Collected data
-*-
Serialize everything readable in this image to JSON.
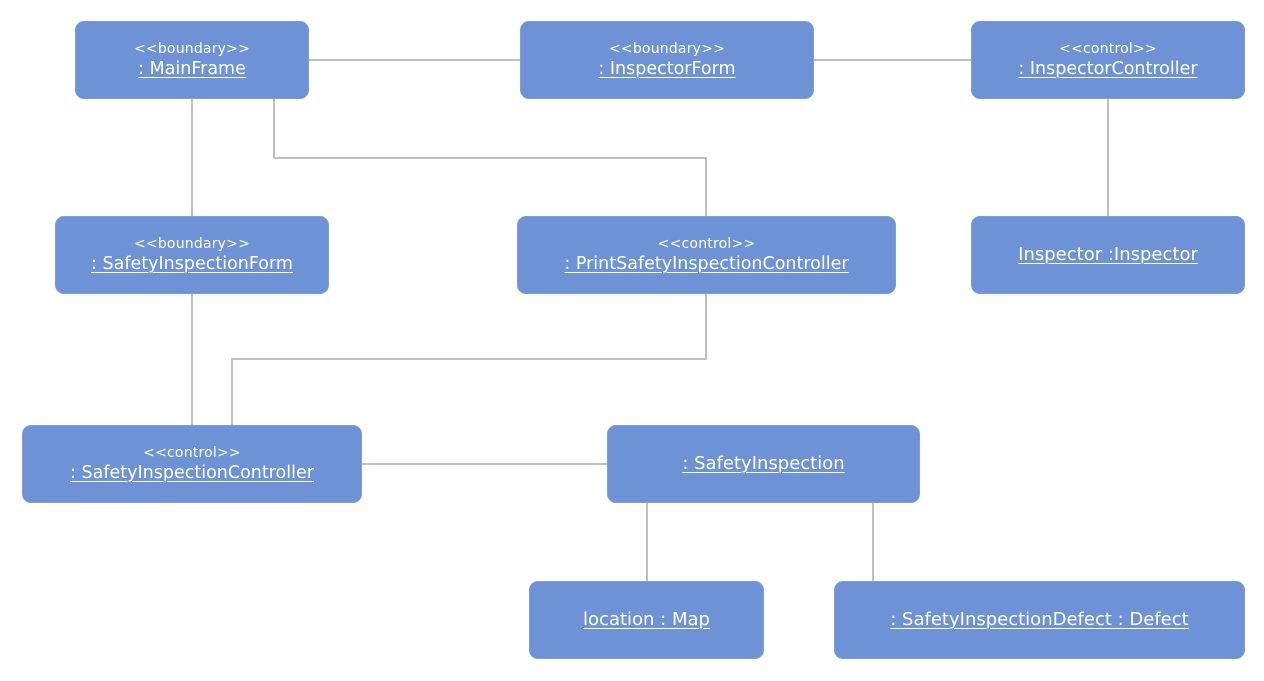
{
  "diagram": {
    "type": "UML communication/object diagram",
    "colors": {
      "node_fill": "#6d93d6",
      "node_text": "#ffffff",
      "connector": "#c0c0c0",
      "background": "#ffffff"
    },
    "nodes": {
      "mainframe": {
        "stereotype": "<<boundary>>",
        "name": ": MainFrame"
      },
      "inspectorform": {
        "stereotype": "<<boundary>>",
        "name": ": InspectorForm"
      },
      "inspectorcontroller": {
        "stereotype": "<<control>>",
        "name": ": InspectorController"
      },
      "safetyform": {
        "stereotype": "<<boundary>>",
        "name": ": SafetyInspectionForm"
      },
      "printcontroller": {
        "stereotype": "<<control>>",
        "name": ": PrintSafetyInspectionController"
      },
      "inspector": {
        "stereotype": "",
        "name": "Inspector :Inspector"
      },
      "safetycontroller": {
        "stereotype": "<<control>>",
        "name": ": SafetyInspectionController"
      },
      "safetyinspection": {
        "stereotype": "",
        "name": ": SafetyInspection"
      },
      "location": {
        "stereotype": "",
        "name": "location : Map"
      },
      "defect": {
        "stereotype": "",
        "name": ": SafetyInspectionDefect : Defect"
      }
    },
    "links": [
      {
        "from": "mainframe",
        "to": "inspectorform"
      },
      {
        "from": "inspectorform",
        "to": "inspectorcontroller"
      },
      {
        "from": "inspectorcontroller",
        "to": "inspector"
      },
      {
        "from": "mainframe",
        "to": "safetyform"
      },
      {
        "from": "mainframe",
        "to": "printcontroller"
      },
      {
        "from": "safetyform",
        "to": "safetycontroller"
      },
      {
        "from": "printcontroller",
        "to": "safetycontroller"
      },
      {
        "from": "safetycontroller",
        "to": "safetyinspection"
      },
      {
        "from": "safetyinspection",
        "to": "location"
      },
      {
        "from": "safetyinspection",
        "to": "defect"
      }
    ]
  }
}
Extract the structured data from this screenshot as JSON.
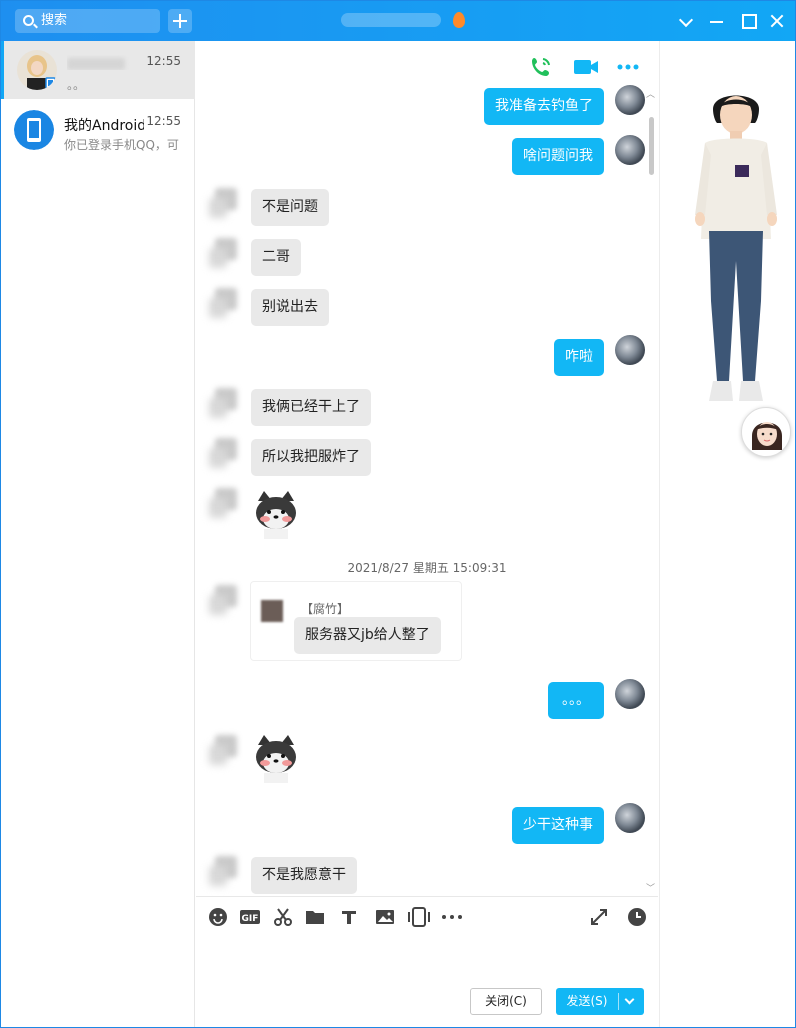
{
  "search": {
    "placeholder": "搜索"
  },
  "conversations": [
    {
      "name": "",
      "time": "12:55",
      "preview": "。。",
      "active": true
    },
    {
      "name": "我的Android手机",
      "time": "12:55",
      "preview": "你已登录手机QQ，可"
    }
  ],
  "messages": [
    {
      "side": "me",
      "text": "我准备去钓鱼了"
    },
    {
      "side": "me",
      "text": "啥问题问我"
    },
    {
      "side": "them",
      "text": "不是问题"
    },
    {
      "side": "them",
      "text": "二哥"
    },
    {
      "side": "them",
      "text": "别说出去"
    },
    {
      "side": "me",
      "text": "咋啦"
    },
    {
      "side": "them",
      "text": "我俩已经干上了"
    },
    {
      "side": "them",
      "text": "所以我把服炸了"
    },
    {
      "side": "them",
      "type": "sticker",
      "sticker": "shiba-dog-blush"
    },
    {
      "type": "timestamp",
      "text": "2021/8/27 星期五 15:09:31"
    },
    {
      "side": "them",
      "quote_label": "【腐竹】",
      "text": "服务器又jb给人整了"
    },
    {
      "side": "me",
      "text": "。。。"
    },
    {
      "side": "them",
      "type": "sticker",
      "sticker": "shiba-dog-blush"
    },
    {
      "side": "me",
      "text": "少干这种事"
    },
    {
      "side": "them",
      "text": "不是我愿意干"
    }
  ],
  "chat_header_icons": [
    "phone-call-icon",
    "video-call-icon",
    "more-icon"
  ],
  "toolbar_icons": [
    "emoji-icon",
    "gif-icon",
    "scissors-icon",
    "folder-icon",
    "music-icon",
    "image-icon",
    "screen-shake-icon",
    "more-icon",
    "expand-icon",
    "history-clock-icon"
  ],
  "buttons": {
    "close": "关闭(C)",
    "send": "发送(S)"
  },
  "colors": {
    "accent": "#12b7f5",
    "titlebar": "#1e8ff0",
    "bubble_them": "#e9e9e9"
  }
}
-*-
- What needs to be done -
Search the data above for lines holding "safetycontroller" and copy each of them.

- Task output -
      "safetycontroller": {
        "to": "safetycontroller"
        "to": "safetycontroller"
        "from": "safetycontroller",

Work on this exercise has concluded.